PROBLEM: Using the records provided below, locate and copy each line that contains the word "Trajectories".

DATA RECORDS:
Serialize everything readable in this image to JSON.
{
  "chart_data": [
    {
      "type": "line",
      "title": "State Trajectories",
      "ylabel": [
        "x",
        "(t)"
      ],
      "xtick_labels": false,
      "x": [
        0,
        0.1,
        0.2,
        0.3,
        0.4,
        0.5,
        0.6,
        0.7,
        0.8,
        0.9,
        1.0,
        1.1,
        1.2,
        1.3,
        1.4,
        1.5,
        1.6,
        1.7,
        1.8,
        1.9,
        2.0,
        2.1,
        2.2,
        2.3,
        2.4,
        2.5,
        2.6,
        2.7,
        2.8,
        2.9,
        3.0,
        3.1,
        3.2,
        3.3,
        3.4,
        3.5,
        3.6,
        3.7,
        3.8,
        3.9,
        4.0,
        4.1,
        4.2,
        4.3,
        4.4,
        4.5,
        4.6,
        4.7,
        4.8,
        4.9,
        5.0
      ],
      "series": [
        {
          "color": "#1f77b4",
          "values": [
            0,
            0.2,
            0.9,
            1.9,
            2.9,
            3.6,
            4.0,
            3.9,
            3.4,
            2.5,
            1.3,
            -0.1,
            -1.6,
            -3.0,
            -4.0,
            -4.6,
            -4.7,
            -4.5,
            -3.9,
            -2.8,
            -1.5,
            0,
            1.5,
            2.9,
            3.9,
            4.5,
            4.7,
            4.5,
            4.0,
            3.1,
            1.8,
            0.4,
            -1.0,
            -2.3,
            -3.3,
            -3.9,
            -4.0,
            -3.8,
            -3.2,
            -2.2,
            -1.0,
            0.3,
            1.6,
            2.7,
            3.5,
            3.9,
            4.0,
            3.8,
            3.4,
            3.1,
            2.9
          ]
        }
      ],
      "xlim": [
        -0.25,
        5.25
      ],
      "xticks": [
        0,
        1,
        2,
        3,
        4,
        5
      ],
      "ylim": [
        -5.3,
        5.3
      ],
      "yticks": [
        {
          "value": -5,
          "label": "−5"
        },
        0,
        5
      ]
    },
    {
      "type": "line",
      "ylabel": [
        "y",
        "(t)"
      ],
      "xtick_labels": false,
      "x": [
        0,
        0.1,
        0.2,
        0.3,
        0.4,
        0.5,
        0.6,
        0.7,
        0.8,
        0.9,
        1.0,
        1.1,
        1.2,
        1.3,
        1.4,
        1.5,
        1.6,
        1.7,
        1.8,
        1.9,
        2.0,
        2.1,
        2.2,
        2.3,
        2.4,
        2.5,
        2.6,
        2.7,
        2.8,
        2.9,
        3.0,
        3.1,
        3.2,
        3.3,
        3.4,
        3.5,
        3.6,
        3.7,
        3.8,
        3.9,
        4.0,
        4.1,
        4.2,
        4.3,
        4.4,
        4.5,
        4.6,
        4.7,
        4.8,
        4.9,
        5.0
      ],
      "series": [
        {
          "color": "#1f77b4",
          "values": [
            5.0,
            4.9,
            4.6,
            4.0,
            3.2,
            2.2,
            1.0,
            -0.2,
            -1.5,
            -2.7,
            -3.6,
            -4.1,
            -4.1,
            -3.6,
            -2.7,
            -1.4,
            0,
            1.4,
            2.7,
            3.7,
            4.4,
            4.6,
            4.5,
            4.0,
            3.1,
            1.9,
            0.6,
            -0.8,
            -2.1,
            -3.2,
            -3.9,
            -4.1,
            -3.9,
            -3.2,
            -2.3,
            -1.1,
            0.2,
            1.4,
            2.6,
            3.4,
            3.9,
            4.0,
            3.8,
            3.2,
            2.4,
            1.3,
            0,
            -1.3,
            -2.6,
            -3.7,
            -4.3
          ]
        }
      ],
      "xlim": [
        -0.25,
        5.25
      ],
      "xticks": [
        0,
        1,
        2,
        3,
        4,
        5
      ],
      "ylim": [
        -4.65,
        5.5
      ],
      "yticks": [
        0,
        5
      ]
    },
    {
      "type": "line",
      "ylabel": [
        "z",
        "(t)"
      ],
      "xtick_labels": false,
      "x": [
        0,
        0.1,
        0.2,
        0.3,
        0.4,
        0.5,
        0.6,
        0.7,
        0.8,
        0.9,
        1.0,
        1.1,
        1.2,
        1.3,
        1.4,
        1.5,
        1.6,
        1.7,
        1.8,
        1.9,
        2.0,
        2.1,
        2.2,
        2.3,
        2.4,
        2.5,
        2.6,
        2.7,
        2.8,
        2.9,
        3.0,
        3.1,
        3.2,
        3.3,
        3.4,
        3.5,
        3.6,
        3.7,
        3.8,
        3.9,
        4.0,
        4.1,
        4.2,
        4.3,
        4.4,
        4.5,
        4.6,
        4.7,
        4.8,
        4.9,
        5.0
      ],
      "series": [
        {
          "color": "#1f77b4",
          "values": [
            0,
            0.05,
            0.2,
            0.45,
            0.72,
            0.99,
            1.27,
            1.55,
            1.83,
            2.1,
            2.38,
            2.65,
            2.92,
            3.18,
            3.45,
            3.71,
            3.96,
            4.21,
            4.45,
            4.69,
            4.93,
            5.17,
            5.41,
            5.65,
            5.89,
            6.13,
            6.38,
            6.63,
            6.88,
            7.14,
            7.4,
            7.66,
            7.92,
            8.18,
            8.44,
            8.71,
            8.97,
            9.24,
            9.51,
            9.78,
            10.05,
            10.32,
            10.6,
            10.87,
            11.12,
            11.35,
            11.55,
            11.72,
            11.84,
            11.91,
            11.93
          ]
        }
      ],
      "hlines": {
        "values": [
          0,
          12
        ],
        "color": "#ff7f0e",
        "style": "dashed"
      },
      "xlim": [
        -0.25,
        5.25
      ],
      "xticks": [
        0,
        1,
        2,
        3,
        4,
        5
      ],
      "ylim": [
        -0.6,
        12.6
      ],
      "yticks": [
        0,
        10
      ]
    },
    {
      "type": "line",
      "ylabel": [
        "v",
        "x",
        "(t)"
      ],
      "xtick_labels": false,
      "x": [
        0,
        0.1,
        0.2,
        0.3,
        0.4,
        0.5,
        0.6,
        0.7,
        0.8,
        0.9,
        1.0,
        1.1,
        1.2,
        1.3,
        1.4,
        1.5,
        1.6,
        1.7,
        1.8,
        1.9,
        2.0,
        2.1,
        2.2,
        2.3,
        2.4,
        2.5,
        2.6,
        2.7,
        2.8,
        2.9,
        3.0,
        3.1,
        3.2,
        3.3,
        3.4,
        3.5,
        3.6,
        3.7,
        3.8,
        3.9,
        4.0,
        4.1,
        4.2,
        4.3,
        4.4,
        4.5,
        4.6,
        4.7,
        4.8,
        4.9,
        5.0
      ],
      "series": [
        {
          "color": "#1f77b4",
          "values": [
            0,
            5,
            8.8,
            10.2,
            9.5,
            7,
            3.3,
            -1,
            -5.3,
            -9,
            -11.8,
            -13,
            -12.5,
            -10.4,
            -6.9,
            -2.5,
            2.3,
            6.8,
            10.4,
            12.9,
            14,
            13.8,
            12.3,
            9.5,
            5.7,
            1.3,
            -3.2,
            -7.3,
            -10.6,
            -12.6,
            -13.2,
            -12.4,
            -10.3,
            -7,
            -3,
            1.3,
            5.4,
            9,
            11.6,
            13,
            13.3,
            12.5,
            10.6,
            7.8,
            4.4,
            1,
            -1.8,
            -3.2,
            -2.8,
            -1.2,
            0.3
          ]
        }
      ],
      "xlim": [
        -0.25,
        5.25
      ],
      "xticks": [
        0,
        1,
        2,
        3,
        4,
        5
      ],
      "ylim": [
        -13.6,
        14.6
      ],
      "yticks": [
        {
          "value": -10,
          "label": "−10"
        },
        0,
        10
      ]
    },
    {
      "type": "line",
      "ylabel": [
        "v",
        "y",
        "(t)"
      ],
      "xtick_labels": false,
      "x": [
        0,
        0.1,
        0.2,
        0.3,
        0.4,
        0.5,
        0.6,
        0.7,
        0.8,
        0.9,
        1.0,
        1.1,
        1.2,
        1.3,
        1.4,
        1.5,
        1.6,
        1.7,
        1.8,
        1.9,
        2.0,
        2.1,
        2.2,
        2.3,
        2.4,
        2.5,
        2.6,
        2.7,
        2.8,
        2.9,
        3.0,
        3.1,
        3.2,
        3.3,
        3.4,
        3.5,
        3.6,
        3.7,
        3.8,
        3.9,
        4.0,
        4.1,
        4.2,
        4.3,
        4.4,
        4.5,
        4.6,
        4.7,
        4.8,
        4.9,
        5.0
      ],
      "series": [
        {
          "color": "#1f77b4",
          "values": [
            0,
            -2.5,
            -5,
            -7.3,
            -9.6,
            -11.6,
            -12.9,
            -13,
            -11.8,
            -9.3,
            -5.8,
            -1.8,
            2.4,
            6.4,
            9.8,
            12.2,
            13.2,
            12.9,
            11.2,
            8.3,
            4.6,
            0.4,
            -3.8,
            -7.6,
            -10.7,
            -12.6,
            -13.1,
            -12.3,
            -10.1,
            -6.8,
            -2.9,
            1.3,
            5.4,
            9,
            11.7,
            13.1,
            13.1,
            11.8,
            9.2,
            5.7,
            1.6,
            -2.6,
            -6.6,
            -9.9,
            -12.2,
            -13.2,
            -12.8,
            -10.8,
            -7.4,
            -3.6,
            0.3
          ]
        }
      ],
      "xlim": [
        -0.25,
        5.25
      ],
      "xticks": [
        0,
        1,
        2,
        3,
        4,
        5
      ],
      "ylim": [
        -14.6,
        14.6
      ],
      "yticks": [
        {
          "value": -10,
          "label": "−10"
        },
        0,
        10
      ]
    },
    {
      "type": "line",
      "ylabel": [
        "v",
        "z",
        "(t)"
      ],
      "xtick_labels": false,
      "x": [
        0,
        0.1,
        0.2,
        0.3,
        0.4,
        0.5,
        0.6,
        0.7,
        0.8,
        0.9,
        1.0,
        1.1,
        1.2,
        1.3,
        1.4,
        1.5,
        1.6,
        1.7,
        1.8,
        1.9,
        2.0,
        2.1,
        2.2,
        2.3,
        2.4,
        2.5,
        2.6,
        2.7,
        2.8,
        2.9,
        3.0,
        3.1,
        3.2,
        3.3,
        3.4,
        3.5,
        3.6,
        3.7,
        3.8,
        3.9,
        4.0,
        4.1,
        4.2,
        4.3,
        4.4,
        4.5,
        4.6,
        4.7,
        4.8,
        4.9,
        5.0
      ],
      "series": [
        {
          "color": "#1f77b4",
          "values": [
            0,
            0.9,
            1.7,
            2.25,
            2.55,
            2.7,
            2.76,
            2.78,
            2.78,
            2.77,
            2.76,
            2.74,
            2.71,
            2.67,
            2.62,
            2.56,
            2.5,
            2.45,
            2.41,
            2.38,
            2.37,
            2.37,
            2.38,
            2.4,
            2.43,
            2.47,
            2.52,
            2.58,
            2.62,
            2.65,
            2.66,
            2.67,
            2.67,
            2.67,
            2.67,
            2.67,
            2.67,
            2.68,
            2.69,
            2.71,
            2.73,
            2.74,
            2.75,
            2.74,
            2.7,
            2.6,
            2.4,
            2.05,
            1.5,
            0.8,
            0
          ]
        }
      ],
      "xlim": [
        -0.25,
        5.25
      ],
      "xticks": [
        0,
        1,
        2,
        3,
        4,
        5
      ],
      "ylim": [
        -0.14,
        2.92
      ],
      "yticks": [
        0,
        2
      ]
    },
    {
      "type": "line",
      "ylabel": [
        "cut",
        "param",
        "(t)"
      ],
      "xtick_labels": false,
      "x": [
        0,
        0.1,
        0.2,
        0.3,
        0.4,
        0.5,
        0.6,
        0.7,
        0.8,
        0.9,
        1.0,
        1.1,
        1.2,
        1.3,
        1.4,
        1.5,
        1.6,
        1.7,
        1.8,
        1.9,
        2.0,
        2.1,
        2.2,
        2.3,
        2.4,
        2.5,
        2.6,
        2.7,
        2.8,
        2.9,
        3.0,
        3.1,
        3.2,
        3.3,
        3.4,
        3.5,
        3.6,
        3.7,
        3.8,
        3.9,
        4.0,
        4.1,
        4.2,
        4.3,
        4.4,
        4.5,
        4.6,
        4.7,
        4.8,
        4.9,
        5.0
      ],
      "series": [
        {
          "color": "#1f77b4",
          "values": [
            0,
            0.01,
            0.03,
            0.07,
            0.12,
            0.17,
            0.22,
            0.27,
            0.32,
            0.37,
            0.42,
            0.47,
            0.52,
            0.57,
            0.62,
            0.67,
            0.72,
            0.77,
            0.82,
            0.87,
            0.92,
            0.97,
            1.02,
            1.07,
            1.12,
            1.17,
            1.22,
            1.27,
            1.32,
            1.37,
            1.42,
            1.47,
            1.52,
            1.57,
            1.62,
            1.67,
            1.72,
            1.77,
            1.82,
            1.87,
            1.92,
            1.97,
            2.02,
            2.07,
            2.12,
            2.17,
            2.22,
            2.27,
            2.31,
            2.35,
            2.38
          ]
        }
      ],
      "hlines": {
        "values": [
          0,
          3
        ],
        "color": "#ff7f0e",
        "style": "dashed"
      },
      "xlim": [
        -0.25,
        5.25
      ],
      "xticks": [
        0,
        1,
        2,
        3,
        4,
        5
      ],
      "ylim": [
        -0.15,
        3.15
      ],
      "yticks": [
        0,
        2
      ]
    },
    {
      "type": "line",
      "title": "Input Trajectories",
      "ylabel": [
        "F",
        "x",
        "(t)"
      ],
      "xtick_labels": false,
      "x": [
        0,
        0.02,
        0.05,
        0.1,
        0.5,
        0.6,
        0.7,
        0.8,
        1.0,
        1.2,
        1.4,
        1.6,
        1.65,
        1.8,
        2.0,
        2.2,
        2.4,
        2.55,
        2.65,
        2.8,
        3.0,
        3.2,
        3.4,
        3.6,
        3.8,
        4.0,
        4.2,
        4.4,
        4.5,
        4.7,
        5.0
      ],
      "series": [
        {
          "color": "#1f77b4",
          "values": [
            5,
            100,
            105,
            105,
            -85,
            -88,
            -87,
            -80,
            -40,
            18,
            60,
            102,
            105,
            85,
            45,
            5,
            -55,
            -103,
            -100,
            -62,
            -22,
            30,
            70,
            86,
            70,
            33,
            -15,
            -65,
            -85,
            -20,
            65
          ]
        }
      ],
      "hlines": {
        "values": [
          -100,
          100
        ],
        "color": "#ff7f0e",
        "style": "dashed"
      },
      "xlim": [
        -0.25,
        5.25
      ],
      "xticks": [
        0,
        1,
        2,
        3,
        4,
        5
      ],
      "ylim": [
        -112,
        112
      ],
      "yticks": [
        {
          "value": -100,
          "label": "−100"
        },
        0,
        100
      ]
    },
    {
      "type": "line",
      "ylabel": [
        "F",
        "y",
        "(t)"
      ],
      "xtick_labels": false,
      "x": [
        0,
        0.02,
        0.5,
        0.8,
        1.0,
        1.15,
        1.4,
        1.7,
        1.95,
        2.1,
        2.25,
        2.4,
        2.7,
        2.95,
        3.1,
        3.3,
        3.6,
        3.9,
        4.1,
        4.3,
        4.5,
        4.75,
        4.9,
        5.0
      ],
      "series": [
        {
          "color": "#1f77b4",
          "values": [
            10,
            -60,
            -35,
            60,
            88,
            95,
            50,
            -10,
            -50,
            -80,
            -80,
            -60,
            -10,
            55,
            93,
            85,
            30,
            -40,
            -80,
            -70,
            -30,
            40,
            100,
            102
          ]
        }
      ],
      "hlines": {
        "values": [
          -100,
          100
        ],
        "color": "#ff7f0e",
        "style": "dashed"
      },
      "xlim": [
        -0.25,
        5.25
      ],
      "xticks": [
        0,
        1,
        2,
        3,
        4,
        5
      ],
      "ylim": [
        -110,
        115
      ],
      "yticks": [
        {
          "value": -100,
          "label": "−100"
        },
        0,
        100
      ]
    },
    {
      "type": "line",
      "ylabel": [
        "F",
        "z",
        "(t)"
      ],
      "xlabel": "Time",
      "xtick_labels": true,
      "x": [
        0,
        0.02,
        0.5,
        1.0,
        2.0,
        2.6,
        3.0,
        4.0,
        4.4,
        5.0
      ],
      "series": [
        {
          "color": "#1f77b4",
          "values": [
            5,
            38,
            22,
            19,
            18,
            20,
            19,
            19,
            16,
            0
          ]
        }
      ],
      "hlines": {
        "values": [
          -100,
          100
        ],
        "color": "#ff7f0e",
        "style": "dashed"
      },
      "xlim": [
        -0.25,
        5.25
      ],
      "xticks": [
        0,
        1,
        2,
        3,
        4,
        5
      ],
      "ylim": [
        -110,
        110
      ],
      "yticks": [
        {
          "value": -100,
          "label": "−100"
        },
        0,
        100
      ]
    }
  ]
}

TASK OUTPUT:
      "title": "State Trajectories",
      "title": "Input Trajectories",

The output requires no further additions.